__TASK TO COMPLETE__
Output each entry exactly; skip nothing.

Data records
..............................
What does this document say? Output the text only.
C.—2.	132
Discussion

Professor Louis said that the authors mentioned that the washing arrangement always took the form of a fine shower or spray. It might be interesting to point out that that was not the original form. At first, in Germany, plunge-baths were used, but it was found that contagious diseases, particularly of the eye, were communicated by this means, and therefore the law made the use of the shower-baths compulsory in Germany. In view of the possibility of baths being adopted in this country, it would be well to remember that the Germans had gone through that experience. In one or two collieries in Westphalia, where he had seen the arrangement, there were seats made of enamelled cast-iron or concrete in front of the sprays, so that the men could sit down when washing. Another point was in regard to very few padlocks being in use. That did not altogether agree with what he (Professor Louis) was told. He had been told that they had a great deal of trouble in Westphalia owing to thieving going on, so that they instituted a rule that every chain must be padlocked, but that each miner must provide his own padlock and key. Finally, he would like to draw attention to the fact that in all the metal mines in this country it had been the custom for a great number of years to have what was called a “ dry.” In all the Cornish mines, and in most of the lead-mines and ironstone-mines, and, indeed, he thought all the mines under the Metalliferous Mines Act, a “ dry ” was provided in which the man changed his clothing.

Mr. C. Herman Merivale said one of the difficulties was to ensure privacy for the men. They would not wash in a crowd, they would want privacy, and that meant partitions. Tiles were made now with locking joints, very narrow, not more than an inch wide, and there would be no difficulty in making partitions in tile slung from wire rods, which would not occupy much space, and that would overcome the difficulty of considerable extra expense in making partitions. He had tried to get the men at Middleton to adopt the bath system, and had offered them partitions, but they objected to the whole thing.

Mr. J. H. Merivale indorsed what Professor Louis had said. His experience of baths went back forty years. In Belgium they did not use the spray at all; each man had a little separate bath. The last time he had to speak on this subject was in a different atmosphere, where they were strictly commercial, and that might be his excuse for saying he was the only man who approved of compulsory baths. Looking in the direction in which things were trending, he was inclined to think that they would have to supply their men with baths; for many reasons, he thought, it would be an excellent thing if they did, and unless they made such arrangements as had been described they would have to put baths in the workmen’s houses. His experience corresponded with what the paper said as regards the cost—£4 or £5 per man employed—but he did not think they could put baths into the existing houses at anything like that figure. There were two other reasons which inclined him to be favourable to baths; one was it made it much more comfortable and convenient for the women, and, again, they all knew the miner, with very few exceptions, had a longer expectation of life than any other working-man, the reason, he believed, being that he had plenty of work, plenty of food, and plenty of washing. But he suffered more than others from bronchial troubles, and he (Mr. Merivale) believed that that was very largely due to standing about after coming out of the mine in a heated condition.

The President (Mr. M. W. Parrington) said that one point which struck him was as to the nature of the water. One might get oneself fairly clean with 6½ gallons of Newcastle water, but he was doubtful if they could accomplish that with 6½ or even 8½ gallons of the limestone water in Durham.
..............................
__WORKED ANSWER__
What does this document say? Output the text only.
C.—2.	132
Discussion

Professor Louis said that the authors mentioned that the washing arrangement always took the form of a fine shower or spray. It might be interesting to point out that that was not the original form. At first, in Germany, plunge-baths were used, but it was found that contagious diseases, particularly of the eye, were communicated by this means, and therefore the law made the use of the shower-baths compulsory in Germany. In view of the possibility of baths being adopted in this country, it would be well to remember that the Germans had gone through that experience. In one or two collieries in Westphalia, where he had seen the arrangement, there were seats made of enamelled cast-iron or concrete in front of the sprays, so that the men could sit down when washing. Another point was in regard to very few padlocks being in use. That did not altogether agree with what he (Professor Louis) was told. He had been told that they had a great deal of trouble in Westphalia owing to thieving going on, so that they instituted a rule that every chain must be padlocked, but that each miner must provide his own padlock and key. Finally, he would like to draw attention to the fact that in all the metal mines in this country it had been the custom for a great number of years to have what was called a “ dry.” In all the Cornish mines, and in most of the lead-mines and ironstone-mines, and, indeed, he thought all the mines under the Metalliferous Mines Act, a “ dry ” was provided in which the man changed his clothing.

Mr. C. Herman Merivale said one of the difficulties was to ensure privacy for the men. They would not wash in a crowd, they would want privacy, and that meant partitions. Tiles were made now with locking joints, very narrow, not more than an inch wide, and there would be no difficulty in making partitions in tile slung from wire rods, which would not occupy much space, and that would overcome the difficulty of considerable extra expense in making partitions. He had tried to get the men at Middleton to adopt the bath system, and had offered them partitions, but they objected to the whole thing.

Mr. J. H. Merivale indorsed what Professor Louis had said. His experience of baths went back forty years. In Belgium they did not use the spray at all; each man had a little separate bath. The last time he had to speak on this subject was in a different atmosphere, where they were strictly commercial, and that might be his excuse for saying he was the only man who approved of compulsory baths. Looking in the direction in which things were trending, he was inclined to think that they would have to supply their men with baths; for many reasons, he thought, it would be an excellent thing if they did, and unless they made such arrangements as had been described they would have to put baths in the workmen’s houses. His experience corresponded with what the paper said as regards the cost—£4 or £5 per man employed—but he did not think they could put baths into the existing houses at anything like that figure. There were two other reasons which inclined him to be favourable to baths; one was it made it much more comfortable and convenient for the women, and, again, they all knew the miner, with very few exceptions, had a longer expectation of life than any other working-man, the reason, he believed, being that he had plenty of work, plenty of food, and plenty of washing. But he suffered more than others from bronchial troubles, and he (Mr. Merivale) believed that that was very largely due to standing about after coming out of the mine in a heated condition.

The President (Mr. M. W. Parrington) said that one point which struck him was as to the nature of the water. One might get oneself fairly clean with 6½ gallons of Newcastle water, but he was doubtful if they could accomplish that with 6½ or even 8½ gallons of the limestone water in Durham.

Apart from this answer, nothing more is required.